---- Fragmento del documento
Benjamin, el angustiado crítico de arte, fue quizás quien mejor retrató los trozos del fin de la historia. Y lo hizo poco después de George W. Hegel y poco antes de Alexandre Kojéve (que nombrar a Kojéve es nombrar a Francis Fukuyama). Esto lo coloca en el enigmático lugar de haber sido un “liberal anarco marxista utópico”, con tintes místicos. Como un Jiddu Krishnamurti del pesimismo, su pensamiento era siempre “actual”. Tal vez se constituyó en un curioso precursor del posmodernismo, aun cuando este estaba esperando emerger del corazón de una era que se desangraba.

Agitador de lo singular, de lo particular, filósofo de la fragmentación y agudo observador de sus partes desgajadas, asume que, de igual modo, la existencia está destinada al olvido, a la desintegración, al anonimato, al no ser. Nada queda. Solo uno mismo es quien siente que deja algo. La paradoja de un objetivista que pretendía pensar desde un sujeto puro e ideal termina inadvertidamente en un raro existencialismo. Es el filósofo de la destrucción, de lo que nada permanece. Asimismo, es el que abre caminos en cada hendidura. En cada encrucijada. No hay posibilidad de saber cómo continúan los aconteceres. Derrumba lo existente. Crea sobre los escombros singulares castillos etéricos de una posible apertura a lo sagrado.

Su vida misma fue una ruina. Depresivo y enfermo Benjamin se suicida en 1940, a los 48 años, para no caer en manos de los nazis. Su naturaleza llevó su aura. Aura como autenticidad de algo que desde su origen dura materialmente hasta ser testimoniada por el paso de las edades. No obstante, el futuro es también devastación llevada a cabo por la maquinaria de la barbarie que tenía grabada a flor de piel.

Los adalides del fascismo eran sostenidos por la estupidez de los pueblos que reconoce en su época. En el automatismo robótico e ideologizado que también vislumbro Gustav Meyrink en su versión de “El Gólem”. Eran lo que estaba de moda. Moda que no tiene validez. Para su presente estos totalitarismos constituían la novedad, la espera soteriológica de las masas idiotizadas. Se presentaban como el futuro de la humanidad siendo en realidad su pasado. Presumiendo de originalidad, de la raza verdadera, eran algo similar a la máquina trituradora de carne que imaginó Franz Kafka en su cuento “En la colonia penitenciaria”.
--------
• **Consigna**
Escribe la continuación del texto sobre Benjamin a partir de su última oración. Las entradas no tienen relación con el texto sobre Benjamin.
---- Material proporcionado
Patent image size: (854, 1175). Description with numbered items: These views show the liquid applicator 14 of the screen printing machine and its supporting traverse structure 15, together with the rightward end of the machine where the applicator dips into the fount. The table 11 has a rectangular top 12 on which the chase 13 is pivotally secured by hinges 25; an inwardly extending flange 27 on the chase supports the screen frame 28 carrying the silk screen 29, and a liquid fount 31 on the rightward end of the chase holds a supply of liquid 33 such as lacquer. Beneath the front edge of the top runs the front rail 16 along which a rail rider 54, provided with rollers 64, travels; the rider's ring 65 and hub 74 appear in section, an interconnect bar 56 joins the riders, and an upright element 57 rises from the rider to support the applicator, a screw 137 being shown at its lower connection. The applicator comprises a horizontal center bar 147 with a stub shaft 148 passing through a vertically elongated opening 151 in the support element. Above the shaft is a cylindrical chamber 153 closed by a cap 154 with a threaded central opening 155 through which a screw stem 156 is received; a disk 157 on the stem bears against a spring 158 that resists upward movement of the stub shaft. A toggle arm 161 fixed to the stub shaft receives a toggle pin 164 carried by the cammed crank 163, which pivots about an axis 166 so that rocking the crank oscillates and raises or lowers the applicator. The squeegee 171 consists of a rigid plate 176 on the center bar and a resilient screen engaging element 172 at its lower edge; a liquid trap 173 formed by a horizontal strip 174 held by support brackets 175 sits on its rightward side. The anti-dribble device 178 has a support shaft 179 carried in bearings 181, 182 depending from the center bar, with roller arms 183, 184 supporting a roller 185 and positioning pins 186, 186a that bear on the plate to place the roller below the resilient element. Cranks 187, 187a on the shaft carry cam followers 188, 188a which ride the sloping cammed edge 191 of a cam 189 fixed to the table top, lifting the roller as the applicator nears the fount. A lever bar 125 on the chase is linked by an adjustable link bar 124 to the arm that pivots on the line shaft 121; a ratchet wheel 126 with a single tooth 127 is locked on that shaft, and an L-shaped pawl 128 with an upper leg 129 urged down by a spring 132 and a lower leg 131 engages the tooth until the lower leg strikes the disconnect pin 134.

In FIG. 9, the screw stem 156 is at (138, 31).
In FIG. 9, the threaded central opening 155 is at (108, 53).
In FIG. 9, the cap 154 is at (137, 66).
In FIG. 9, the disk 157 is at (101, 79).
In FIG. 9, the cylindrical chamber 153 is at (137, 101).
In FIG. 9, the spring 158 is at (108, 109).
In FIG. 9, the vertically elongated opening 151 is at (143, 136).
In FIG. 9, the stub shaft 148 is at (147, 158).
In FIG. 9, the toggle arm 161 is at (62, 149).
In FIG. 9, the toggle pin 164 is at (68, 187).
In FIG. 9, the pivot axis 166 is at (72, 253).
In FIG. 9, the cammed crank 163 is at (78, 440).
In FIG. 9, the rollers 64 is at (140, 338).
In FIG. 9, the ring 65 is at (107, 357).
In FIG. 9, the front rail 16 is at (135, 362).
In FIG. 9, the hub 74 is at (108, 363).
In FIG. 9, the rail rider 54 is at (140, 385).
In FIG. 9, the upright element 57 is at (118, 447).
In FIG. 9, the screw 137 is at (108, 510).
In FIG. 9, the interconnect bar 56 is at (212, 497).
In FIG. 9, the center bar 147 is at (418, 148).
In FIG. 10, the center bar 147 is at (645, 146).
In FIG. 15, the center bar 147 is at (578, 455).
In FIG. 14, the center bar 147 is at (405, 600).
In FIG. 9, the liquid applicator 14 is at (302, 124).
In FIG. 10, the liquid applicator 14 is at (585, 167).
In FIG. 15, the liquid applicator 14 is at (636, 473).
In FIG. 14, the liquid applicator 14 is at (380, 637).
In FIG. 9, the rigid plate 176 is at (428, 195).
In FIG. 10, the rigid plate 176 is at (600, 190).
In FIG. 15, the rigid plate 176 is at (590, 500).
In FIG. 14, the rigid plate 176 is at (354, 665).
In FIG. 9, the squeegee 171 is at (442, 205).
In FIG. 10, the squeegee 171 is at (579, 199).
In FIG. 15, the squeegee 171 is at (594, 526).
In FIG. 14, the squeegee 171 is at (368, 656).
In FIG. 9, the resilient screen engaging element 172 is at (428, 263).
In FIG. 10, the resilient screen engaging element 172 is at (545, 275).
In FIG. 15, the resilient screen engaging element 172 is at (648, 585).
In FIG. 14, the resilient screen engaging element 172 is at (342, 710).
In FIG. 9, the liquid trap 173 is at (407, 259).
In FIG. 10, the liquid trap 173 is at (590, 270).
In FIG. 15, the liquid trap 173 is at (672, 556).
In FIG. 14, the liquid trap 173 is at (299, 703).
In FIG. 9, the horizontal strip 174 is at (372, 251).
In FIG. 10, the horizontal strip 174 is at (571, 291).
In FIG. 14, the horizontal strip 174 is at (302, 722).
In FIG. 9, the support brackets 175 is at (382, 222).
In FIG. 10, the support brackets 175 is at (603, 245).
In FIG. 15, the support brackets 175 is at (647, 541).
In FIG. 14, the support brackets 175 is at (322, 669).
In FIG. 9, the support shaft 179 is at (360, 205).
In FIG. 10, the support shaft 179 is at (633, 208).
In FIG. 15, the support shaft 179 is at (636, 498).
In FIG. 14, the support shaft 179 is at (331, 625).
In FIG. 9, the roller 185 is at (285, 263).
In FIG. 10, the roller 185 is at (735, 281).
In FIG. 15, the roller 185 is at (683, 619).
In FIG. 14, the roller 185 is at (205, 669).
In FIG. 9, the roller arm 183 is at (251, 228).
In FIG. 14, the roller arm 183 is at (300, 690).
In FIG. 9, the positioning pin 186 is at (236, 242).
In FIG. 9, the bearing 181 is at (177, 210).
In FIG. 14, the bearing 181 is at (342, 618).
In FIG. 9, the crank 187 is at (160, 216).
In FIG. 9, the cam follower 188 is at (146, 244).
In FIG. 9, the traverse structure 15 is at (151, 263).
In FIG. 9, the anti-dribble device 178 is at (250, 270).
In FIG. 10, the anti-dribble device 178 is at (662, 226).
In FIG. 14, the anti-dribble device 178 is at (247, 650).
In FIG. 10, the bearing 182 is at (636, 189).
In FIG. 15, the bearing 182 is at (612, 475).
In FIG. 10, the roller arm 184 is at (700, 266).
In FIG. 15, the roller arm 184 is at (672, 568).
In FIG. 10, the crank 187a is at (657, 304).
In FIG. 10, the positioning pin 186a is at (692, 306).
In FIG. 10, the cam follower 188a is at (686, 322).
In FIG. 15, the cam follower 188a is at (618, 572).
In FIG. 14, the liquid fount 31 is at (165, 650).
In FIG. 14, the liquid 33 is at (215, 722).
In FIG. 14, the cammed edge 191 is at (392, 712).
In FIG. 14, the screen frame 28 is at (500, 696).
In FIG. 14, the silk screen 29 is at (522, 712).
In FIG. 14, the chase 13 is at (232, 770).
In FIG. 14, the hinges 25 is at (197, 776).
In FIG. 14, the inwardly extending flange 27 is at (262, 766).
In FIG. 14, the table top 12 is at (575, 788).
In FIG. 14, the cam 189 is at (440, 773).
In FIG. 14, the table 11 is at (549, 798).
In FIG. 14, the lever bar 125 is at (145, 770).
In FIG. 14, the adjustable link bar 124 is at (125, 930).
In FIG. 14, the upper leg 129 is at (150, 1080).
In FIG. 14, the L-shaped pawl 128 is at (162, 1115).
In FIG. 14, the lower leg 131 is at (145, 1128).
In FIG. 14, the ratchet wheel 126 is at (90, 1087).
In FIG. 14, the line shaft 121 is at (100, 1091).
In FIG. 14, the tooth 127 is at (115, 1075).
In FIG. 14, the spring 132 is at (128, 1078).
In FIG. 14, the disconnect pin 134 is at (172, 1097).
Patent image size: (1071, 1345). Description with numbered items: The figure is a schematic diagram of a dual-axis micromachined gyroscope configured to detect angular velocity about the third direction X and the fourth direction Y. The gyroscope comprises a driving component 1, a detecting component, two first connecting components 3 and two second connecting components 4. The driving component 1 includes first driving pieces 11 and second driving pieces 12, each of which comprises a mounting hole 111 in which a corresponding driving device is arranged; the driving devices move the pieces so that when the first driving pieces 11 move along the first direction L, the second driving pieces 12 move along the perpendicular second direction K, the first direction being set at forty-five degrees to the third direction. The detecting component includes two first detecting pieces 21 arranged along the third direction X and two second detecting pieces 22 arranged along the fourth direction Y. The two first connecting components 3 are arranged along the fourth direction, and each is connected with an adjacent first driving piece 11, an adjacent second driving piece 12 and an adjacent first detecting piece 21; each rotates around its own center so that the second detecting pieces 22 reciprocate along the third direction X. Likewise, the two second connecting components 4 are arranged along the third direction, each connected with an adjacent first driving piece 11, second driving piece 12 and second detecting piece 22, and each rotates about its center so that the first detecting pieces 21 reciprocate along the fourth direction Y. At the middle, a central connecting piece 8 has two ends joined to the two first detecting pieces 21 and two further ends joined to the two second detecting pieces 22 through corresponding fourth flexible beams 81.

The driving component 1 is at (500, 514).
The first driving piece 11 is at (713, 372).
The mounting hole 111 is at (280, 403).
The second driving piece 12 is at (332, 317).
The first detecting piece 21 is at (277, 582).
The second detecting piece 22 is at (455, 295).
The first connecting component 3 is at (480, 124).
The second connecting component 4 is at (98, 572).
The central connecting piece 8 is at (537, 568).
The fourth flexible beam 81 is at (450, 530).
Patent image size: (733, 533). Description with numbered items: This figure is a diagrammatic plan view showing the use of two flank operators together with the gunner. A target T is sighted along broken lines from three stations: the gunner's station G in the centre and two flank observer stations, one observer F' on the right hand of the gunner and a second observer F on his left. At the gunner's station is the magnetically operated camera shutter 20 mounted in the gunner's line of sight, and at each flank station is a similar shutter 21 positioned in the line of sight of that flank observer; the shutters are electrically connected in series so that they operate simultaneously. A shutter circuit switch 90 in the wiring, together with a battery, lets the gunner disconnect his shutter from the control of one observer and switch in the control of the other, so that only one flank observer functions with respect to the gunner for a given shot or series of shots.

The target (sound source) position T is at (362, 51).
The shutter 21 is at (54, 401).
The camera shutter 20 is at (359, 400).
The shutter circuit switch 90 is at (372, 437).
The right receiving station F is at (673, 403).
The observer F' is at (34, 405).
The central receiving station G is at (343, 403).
--------
• **Resultado esperado**
Adolf Hitler, Benito Mussolini, Engelbert Dollfuss, Corneliu Zelea Codreanu, o Ioannis Metaxás, por citar algunos casos, eran vistos por las multitudes como lo nuevo. Lo último. Lo original. Sin embargo, nunca lo fueron. El progreso y la técnica convirtieron lo fresco en cadáver vacío. En genocidio. De igual manera, lamenta que la intelectualidad está perdiendo su esencia siendo presa del mismo mar del consumo. Por ello Benjamin sabe que terminará del mismo modo: pasando al olvido como si fuese un fantasma de escaparate, dejando únicamente reminiscencias de su ser, auras vacías en aquellas habitaciones hediondas en las que ha habitado. Ante la inmediatez de la vida y del tiempo encuentra alguna forma de trascendencia líquida y forzada en las mercancías que presuntamente duran. Aquello que llaman arte es poseído por una sombra ubicua en el duende de su reproducción. El existir se esfuma como una aparición quedando algo de energía en los fetiches que se saturan de la lógica del capitalismo, del merchandising, de la profanación.

Igualmente, la historia está atravesada por el fordismo, por la producción en serie, imitación que reimprime el hombre para dejar alguna huella y que propende al empobrecimiento, a la barbarie y la idiotización. Es viento de intenciones. Benjamin es el pensador de aquello que nos “zombifica”. De lo “neo”, de lo “post”, de lo “kitsch”. Lo advierte desde una perspectiva objetiva y distante, como si él mismo fuese transfigurado en el “Ángelus novus”. Quizás haya sido su única pertenencia, esa
pintura deslucida que le obsequió Paul Klee.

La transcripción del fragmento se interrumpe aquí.